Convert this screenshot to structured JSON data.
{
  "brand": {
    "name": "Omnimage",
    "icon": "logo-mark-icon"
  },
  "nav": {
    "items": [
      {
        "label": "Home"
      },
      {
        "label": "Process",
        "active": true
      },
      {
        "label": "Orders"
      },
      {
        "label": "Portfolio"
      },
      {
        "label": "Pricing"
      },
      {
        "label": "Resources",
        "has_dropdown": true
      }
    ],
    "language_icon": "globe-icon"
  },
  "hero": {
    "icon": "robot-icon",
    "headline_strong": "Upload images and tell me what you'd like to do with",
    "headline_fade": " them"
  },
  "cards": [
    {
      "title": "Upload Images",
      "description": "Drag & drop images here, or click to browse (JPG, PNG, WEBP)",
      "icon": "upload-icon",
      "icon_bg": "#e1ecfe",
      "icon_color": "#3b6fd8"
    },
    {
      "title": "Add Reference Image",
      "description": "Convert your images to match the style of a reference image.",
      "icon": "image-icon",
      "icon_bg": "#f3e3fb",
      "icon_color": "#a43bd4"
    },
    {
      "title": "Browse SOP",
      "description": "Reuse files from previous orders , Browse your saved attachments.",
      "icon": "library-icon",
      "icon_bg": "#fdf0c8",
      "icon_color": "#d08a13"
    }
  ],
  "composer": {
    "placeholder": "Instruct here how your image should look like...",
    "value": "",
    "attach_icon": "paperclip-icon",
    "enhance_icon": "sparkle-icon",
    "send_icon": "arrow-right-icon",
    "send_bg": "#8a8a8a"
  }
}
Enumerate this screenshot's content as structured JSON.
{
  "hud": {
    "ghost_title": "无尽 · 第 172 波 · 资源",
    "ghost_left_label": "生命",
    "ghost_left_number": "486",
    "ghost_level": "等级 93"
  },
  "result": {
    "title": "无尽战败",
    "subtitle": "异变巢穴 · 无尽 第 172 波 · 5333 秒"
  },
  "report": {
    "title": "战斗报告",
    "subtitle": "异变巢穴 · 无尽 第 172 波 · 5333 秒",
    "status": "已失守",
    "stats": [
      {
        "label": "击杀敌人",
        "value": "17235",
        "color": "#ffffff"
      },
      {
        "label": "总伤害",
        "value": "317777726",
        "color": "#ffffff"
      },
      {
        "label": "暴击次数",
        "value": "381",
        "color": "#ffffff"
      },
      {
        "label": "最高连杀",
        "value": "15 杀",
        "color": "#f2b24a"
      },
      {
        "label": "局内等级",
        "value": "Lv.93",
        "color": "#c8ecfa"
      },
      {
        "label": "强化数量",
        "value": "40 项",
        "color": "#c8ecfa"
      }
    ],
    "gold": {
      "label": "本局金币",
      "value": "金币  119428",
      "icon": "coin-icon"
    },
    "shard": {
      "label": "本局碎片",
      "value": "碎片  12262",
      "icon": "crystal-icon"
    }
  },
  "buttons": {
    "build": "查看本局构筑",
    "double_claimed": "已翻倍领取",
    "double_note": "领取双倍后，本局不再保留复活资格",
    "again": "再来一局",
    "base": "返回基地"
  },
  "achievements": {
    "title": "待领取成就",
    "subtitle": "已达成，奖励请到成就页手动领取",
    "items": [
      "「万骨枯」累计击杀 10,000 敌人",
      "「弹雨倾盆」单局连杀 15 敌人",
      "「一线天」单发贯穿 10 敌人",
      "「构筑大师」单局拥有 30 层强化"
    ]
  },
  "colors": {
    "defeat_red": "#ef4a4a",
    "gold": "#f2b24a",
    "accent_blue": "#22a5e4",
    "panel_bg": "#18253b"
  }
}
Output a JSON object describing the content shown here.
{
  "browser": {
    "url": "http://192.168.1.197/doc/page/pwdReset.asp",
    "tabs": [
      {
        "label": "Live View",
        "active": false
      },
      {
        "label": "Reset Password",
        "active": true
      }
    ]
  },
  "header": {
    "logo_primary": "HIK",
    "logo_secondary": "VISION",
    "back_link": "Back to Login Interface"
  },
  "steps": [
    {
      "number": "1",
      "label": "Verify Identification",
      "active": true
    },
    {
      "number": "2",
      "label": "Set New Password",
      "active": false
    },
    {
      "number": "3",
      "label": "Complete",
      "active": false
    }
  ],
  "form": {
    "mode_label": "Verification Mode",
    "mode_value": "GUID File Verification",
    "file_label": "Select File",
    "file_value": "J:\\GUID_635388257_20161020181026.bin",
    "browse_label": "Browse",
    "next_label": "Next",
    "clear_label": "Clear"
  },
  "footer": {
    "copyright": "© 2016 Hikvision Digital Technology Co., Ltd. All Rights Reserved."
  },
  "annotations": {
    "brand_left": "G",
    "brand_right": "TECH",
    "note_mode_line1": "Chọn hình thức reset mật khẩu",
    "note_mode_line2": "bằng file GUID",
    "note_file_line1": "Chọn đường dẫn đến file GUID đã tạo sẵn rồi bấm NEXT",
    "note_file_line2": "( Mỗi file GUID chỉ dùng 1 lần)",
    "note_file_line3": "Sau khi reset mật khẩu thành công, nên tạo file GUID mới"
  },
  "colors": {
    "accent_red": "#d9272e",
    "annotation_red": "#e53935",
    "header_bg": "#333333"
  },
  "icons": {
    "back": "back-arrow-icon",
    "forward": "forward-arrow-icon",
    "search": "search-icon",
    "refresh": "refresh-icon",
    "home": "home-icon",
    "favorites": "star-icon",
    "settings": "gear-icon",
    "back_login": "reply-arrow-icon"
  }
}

▸ Exercise task:
Extract, from the listing above, every line where the string "description" occurs.

▸ Solution to this exercise:
      "description": "Drag & drop images here, or click to browse (JPG, PNG, WEBP)",
      "description": "Convert your images to match the style of a reference image.",
      "description": "Reuse files from previous orders , Browse your saved attachments.",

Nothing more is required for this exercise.